EXERCISE INSTRUCTIONS: Find all the lines with "Walmart" and gather them.

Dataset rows
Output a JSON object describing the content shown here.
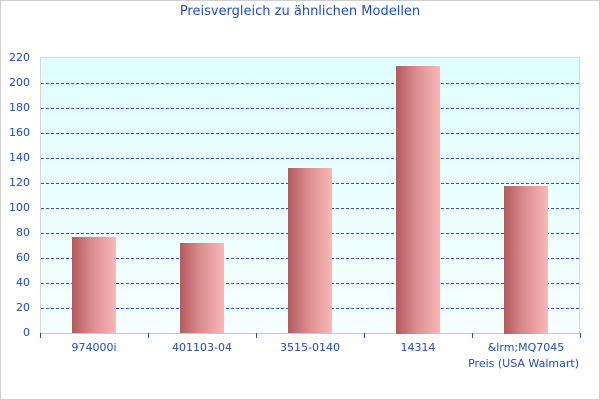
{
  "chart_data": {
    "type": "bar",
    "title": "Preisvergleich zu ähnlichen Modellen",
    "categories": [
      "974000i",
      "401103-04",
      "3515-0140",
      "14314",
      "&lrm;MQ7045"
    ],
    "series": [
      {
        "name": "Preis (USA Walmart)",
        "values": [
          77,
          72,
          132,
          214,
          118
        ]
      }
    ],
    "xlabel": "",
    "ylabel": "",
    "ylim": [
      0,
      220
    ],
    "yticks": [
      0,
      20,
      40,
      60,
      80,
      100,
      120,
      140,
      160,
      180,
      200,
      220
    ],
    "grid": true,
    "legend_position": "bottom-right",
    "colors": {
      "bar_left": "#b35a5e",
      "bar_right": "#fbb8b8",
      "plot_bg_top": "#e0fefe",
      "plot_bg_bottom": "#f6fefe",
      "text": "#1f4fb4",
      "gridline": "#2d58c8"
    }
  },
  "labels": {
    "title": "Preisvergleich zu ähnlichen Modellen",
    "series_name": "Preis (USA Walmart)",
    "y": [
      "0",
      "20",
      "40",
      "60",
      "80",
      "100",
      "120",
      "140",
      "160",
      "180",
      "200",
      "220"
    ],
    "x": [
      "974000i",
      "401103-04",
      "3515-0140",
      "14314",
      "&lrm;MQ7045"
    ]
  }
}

...

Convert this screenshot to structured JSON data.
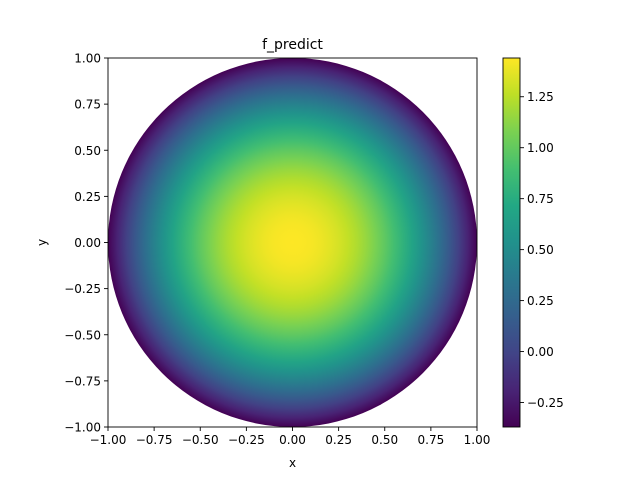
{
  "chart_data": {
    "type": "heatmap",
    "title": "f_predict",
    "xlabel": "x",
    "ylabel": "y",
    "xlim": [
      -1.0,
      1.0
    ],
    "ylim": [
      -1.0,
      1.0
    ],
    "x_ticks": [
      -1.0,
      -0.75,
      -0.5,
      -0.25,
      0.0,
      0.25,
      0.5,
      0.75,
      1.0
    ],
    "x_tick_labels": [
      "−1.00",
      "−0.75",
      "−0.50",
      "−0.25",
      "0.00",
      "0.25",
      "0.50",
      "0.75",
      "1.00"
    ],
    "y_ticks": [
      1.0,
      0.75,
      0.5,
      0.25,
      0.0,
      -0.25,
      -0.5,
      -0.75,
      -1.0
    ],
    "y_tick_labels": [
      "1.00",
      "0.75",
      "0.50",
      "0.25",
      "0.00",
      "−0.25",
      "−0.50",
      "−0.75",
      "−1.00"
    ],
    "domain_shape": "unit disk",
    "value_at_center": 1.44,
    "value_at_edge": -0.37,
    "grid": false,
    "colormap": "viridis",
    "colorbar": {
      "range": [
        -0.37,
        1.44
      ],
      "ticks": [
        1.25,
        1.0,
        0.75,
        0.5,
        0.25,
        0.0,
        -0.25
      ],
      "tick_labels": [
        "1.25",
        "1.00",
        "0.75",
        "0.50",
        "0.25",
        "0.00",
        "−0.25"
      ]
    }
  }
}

ANSWER FOR THE TASK:
        "name": "Preis (USA Walmart)",
    "series_name": "Preis (USA Walmart)",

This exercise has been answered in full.